THE DATA:
-----
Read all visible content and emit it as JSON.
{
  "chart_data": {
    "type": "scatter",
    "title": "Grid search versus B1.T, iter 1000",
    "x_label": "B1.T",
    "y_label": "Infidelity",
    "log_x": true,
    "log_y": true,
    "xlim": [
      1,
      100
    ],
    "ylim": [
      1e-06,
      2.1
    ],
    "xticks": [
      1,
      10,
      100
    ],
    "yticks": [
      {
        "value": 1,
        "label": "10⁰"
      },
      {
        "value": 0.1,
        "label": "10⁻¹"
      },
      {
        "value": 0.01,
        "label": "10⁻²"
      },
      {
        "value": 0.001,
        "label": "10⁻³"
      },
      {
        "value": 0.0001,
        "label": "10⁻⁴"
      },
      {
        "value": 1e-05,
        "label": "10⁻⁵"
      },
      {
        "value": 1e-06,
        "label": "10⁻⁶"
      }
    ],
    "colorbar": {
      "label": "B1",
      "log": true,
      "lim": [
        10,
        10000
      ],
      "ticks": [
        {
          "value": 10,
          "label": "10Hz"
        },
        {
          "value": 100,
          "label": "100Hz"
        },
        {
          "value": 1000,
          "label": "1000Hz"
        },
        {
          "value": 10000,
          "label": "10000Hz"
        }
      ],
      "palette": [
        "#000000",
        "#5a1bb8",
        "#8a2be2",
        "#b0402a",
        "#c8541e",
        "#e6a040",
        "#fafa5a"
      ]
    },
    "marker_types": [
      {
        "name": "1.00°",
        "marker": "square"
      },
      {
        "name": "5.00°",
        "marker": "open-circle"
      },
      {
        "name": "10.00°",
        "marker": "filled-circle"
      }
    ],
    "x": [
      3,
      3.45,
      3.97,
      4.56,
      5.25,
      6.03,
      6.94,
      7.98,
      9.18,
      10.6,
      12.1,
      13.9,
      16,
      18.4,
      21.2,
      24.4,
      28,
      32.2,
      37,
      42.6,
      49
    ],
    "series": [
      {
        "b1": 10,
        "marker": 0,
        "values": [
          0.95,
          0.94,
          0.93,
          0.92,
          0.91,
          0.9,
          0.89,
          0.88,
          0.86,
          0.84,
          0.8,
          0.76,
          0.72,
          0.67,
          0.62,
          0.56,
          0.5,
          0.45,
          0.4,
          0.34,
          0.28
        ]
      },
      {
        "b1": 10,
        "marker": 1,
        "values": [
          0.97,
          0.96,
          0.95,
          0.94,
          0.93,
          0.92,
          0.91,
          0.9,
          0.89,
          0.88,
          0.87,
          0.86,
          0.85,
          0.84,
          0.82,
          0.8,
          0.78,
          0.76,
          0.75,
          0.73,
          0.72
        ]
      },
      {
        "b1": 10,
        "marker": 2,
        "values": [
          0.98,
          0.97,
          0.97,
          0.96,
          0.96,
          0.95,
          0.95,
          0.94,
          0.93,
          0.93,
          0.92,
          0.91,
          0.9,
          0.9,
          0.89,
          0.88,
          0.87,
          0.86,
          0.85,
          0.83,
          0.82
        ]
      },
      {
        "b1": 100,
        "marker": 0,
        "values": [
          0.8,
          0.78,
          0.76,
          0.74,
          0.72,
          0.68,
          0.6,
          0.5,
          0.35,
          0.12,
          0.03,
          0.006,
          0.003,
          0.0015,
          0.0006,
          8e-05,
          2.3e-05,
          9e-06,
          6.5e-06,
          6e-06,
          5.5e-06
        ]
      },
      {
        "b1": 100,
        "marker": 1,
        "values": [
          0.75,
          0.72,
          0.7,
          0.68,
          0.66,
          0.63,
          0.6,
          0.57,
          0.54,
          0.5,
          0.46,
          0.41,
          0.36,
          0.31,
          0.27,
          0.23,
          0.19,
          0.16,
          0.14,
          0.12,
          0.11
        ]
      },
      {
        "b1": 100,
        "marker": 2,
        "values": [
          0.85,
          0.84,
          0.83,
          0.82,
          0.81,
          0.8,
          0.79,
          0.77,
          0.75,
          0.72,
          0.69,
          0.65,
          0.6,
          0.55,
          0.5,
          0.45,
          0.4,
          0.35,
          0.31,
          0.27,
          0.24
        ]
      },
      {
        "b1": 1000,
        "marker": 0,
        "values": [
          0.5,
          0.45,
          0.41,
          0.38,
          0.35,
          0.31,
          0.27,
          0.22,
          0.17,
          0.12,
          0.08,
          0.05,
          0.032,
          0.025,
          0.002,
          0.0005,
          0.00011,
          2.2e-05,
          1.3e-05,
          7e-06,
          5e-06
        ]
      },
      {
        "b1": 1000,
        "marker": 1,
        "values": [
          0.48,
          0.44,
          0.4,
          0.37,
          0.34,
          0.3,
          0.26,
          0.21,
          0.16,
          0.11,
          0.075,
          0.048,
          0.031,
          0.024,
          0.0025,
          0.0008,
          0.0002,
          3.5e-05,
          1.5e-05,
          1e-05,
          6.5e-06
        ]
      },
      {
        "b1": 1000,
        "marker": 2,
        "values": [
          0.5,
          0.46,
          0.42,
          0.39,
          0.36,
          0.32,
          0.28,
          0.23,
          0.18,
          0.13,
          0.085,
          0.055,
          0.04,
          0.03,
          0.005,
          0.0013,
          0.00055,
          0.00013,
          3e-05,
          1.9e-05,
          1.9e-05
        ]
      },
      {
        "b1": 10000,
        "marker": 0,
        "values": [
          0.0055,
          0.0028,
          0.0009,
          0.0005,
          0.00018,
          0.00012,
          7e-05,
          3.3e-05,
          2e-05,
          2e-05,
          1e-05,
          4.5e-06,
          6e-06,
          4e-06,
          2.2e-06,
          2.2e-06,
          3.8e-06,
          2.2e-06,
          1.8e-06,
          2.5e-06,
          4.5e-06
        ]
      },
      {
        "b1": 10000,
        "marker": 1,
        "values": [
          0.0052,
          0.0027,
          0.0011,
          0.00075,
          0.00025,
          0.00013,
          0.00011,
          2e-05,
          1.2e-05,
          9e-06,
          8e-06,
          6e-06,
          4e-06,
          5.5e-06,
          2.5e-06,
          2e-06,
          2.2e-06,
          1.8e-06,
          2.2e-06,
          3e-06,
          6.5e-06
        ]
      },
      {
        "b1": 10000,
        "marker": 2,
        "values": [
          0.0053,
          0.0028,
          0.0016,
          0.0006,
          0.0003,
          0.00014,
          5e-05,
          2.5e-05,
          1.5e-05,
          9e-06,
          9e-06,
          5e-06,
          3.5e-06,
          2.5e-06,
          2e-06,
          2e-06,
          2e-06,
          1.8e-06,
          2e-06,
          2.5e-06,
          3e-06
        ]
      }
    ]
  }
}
-----
WHAT THE EXERCISE ASKS:
Reply with the number of lines in the preceding entries that contain "circle", and no other words.

TASK ANSWER:
2